What is expected: Set down each entry from the block beneath, exactly as written.

Listed entries:
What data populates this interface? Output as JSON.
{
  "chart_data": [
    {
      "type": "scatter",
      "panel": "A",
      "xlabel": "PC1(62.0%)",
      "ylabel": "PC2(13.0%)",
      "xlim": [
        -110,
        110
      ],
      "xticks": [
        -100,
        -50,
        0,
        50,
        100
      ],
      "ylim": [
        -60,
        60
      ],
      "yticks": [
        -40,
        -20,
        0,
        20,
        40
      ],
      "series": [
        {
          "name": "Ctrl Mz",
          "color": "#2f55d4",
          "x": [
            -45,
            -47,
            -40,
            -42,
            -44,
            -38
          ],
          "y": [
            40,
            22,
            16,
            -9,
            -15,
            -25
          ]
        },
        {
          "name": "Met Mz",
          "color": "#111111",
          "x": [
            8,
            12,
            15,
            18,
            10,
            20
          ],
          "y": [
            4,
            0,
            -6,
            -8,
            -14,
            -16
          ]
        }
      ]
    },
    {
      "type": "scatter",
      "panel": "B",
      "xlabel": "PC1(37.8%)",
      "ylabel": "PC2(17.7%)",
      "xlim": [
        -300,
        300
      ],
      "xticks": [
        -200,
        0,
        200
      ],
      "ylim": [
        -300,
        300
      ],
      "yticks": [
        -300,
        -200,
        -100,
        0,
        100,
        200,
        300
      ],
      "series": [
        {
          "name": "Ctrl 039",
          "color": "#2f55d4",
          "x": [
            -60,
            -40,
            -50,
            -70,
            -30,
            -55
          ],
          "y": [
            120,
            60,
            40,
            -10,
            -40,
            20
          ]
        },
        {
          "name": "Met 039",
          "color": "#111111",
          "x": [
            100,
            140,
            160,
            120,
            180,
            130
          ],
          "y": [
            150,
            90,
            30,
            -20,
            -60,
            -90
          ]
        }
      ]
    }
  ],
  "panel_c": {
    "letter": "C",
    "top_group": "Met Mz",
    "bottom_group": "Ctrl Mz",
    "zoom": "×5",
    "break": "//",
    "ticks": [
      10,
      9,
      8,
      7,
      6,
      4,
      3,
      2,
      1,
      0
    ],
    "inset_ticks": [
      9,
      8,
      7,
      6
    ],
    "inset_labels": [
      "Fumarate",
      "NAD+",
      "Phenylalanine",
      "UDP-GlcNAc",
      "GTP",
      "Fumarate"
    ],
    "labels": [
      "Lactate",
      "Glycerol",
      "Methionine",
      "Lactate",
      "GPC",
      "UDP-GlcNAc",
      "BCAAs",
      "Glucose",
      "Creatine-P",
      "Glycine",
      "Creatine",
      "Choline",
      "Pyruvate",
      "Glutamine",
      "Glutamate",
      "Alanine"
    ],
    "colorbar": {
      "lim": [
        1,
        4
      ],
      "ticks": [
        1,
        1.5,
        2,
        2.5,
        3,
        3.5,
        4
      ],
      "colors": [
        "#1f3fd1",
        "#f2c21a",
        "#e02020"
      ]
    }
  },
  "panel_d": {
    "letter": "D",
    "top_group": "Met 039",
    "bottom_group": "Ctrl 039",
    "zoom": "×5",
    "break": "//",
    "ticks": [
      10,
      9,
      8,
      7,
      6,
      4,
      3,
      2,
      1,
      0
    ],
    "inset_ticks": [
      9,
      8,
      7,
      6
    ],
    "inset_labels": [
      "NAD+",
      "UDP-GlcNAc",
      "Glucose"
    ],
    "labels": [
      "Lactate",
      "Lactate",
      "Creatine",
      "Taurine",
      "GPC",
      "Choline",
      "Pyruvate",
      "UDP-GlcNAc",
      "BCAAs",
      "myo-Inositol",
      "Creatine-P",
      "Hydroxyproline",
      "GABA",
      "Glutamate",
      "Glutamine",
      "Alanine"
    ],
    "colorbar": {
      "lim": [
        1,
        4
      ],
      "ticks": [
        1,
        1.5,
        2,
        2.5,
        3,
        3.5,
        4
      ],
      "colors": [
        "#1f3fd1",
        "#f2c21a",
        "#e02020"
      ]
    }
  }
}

Answer for this exercise:
What data populates this interface? Output as JSON.
{
  "chart_data": [
    {
      "type": "scatter",
      "panel": "A",
      "xlabel": "PC1(62.0%)",
      "ylabel": "PC2(13.0%)",
      "xlim": [
        -110,
        110
      ],
      "xticks": [
        -100,
        -50,
        0,
        50,
        100
      ],
      "ylim": [
        -60,
        60
      ],
      "yticks": [
        -40,
        -20,
        0,
        20,
        40
      ],
      "series": [
        {
          "name": "Ctrl Mz",
          "color": "#2f55d4",
          "x": [
            -45,
            -47,
            -40,
            -42,
            -44,
            -38
          ],
          "y": [
            40,
            22,
            16,
            -9,
            -15,
            -25
          ]
        },
        {
          "name": "Met Mz",
          "color": "#111111",
          "x": [
            8,
            12,
            15,
            18,
            10,
            20
          ],
          "y": [
            4,
            0,
            -6,
            -8,
            -14,
            -16
          ]
        }
      ]
    },
    {
      "type": "scatter",
      "panel": "B",
      "xlabel": "PC1(37.8%)",
      "ylabel": "PC2(17.7%)",
      "xlim": [
        -300,
        300
      ],
      "xticks": [
        -200,
        0,
        200
      ],
      "ylim": [
        -300,
        300
      ],
      "yticks": [
        -300,
        -200,
        -100,
        0,
        100,
        200,
        300
      ],
      "series": [
        {
          "name": "Ctrl 039",
          "color": "#2f55d4",
          "x": [
            -60,
            -40,
            -50,
            -70,
            -30,
            -55
          ],
          "y": [
            120,
            60,
            40,
            -10,
            -40,
            20
          ]
        },
        {
          "name": "Met 039",
          "color": "#111111",
          "x": [
            100,
            140,
            160,
            120,
            180,
            130
          ],
          "y": [
            150,
            90,
            30,
            -20,
            -60,
            -90
          ]
        }
      ]
    }
  ],
  "panel_c": {
    "letter": "C",
    "top_group": "Met Mz",
    "bottom_group": "Ctrl Mz",
    "zoom": "×5",
    "break": "//",
    "ticks": [
      10,
      9,
      8,
      7,
      6,
      4,
      3,
      2,
      1,
      0
    ],
    "inset_ticks": [
      9,
      8,
      7,
      6
    ],
    "inset_labels": [
      "Fumarate",
      "NAD+",
      "Phenylalanine",
      "UDP-GlcNAc",
      "GTP",
      "Fumarate"
    ],
    "labels": [
      "Lactate",
      "Glycerol",
      "Methionine",
      "Lactate",
      "GPC",
      "UDP-GlcNAc",
      "BCAAs",
      "Glucose",
      "Creatine-P",
      "Glycine",
      "Creatine",
      "Choline",
      "Pyruvate",
      "Glutamine",
      "Glutamate",
      "Alanine"
    ],
    "colorbar": {
      "lim": [
        1,
        4
      ],
      "ticks": [
        1,
        1.5,
        2,
        2.5,
        3,
        3.5,
        4
      ],
      "colors": [
        "#1f3fd1",
        "#f2c21a",
        "#e02020"
      ]
    }
  },
  "panel_d": {
    "letter": "D",
    "top_group": "Met 039",
    "bottom_group": "Ctrl 039",
    "zoom": "×5",
    "break": "//",
    "ticks": [
      10,
      9,
      8,
      7,
      6,
      4,
      3,
      2,
      1,
      0
    ],
    "inset_ticks": [
      9,
      8,
      7,
      6
    ],
    "inset_labels": [
      "NAD+",
      "UDP-GlcNAc",
      "Glucose"
    ],
    "labels": [
      "Lactate",
      "Lactate",
      "Creatine",
      "Taurine",
      "GPC",
      "Choline",
      "Pyruvate",
      "UDP-GlcNAc",
      "BCAAs",
      "myo-Inositol",
      "Creatine-P",
      "Hydroxyproline",
      "GABA",
      "Glutamate",
      "Glutamine",
      "Alanine"
    ],
    "colorbar": {
      "lim": [
        1,
        4
      ],
      "ticks": [
        1,
        1.5,
        2,
        2.5,
        3,
        3.5,
        4
      ],
      "colors": [
        "#1f3fd1",
        "#f2c21a",
        "#e02020"
      ]
    }
  }
}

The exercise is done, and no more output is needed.